▸ Job
Search the material below for the string "Standort" and list each line that holds it.

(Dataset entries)
/---

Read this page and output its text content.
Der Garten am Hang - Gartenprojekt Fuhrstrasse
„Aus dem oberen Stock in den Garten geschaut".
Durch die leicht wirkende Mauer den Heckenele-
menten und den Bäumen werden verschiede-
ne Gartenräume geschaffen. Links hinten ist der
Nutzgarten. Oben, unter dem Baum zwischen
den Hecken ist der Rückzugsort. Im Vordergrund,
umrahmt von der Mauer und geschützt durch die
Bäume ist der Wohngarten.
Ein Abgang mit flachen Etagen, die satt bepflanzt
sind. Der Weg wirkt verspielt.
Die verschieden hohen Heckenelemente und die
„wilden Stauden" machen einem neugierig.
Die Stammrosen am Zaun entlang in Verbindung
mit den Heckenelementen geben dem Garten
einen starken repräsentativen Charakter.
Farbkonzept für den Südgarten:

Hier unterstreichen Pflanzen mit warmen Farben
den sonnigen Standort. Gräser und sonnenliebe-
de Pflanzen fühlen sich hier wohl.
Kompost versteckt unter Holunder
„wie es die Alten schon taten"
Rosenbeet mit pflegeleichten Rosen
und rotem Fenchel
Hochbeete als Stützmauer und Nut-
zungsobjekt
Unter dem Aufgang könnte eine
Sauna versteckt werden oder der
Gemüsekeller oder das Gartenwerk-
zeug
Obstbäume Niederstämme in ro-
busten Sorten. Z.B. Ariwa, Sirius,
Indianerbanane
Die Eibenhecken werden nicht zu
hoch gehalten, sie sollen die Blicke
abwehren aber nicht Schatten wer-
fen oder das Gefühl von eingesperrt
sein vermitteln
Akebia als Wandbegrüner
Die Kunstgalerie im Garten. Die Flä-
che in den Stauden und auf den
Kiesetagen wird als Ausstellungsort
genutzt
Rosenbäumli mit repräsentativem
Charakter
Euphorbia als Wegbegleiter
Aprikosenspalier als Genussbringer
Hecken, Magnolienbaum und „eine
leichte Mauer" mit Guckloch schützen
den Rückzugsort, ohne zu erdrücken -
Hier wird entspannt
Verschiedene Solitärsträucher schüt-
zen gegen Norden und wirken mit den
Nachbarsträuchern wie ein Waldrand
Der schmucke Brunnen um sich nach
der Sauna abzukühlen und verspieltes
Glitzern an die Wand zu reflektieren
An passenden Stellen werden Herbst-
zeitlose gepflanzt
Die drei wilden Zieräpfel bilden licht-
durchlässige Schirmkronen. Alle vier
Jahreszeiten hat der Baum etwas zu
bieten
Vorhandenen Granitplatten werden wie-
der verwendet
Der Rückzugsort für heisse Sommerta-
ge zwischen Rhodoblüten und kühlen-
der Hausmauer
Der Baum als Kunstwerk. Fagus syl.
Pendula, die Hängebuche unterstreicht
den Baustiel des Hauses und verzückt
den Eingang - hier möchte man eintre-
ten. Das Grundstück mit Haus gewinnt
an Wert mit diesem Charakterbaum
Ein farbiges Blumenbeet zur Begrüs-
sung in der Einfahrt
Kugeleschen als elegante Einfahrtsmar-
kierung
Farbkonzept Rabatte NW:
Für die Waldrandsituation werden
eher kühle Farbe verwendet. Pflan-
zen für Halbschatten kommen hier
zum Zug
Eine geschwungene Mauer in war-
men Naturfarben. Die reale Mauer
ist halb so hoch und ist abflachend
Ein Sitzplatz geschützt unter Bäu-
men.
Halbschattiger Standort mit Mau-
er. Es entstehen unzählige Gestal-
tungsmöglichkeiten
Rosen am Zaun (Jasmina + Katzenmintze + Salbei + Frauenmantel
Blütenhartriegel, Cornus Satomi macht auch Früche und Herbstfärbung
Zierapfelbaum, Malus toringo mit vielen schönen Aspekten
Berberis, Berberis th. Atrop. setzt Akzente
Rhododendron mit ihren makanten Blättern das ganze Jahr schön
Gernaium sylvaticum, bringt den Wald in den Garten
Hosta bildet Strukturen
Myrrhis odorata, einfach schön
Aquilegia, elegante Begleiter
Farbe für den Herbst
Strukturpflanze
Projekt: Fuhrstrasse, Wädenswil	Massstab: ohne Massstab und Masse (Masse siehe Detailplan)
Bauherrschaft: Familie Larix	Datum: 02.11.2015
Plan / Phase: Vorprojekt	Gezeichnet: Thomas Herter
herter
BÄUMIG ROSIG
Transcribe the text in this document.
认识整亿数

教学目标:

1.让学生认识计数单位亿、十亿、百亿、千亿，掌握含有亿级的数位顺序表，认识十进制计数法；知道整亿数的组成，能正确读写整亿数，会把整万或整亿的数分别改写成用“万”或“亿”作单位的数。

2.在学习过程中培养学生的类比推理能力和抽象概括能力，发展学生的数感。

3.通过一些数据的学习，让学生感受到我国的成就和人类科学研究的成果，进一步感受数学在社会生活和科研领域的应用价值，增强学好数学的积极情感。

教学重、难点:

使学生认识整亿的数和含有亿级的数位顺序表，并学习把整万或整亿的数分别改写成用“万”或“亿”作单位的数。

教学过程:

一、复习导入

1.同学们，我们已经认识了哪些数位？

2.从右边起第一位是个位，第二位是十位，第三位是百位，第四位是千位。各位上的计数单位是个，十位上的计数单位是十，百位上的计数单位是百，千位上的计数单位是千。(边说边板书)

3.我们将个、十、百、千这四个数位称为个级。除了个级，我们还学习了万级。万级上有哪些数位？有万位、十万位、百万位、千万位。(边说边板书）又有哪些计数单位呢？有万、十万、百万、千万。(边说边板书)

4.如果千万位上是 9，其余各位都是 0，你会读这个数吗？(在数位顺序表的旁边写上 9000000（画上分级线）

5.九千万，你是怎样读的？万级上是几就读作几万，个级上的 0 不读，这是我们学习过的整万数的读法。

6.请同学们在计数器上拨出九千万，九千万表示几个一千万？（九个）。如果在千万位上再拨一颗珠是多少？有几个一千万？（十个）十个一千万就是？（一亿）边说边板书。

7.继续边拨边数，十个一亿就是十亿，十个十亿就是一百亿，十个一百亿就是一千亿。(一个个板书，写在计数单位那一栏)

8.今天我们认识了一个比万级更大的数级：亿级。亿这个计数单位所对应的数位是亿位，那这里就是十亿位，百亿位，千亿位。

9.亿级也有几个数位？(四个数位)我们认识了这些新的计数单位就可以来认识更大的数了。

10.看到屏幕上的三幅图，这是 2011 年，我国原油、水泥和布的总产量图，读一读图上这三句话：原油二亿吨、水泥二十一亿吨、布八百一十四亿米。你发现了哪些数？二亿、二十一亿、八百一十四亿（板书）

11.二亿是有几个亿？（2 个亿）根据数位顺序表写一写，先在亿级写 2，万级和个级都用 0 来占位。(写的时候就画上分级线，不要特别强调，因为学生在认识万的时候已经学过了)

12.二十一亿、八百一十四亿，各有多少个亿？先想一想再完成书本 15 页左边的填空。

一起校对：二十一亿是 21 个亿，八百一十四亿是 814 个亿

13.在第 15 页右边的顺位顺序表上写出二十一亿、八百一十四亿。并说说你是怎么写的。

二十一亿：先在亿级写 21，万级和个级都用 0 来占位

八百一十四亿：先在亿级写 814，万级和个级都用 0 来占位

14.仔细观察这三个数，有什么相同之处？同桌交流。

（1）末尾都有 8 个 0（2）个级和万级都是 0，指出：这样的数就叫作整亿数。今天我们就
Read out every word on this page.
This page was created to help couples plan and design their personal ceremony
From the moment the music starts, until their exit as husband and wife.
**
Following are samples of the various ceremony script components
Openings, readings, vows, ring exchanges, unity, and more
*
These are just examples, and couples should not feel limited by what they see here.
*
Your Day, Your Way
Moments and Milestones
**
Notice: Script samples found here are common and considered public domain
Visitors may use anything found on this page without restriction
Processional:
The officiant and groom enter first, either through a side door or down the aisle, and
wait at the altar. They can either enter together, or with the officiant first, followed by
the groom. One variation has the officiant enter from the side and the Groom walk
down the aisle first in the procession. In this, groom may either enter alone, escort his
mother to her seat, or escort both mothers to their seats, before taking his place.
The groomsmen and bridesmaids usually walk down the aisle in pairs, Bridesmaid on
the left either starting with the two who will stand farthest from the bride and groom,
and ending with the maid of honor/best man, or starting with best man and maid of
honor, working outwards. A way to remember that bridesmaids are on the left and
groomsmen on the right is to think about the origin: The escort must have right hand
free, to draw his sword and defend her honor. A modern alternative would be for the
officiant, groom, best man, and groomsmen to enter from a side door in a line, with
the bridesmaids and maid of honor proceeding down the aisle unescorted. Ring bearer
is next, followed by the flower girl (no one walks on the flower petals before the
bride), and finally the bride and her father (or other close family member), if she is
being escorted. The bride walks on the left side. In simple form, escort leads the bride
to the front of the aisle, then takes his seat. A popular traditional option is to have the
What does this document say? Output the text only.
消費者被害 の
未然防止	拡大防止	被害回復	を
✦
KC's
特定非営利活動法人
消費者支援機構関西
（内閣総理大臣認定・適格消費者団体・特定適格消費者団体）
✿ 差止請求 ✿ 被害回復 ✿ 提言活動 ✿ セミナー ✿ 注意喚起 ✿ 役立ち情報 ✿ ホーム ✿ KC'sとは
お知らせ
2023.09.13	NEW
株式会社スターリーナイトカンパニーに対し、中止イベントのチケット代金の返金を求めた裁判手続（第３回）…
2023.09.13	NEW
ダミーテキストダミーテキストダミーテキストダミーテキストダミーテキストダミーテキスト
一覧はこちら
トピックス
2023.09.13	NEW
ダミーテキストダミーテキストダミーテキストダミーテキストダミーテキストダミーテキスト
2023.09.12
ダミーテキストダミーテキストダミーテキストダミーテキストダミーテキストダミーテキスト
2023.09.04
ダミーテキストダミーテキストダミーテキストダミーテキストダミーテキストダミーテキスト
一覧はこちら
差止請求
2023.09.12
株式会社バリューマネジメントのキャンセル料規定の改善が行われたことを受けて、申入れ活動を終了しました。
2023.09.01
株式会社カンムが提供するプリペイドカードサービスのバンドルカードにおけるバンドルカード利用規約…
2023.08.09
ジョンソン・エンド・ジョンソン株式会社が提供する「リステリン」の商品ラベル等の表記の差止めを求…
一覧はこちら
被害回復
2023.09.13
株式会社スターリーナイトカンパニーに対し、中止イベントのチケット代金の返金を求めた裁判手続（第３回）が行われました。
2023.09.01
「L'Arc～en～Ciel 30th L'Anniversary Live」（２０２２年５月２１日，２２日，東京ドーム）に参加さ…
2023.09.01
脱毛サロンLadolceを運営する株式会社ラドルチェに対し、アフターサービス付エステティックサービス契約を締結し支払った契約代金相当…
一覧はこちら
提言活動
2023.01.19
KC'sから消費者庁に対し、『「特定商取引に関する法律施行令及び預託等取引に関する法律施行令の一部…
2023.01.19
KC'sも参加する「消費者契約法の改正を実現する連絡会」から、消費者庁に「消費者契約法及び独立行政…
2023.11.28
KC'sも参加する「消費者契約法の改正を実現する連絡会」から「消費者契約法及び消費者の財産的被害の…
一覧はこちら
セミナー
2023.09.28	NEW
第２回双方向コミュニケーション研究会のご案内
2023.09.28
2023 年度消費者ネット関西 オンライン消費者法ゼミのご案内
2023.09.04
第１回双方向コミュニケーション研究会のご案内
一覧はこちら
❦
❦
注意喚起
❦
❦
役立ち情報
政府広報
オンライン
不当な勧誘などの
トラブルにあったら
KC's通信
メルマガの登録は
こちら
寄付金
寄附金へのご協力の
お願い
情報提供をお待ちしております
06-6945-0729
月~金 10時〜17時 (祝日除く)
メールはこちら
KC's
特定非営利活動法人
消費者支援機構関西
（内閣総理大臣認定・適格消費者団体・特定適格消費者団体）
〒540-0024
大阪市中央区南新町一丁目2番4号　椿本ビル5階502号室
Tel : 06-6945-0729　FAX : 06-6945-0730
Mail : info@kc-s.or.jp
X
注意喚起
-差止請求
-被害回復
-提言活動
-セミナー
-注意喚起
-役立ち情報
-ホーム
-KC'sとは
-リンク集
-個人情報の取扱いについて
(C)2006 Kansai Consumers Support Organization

\---

▸ Exercise answer
den sonnigen Standort. Gräser und sonnenliebe-
Halbschattiger Standort mit Mau-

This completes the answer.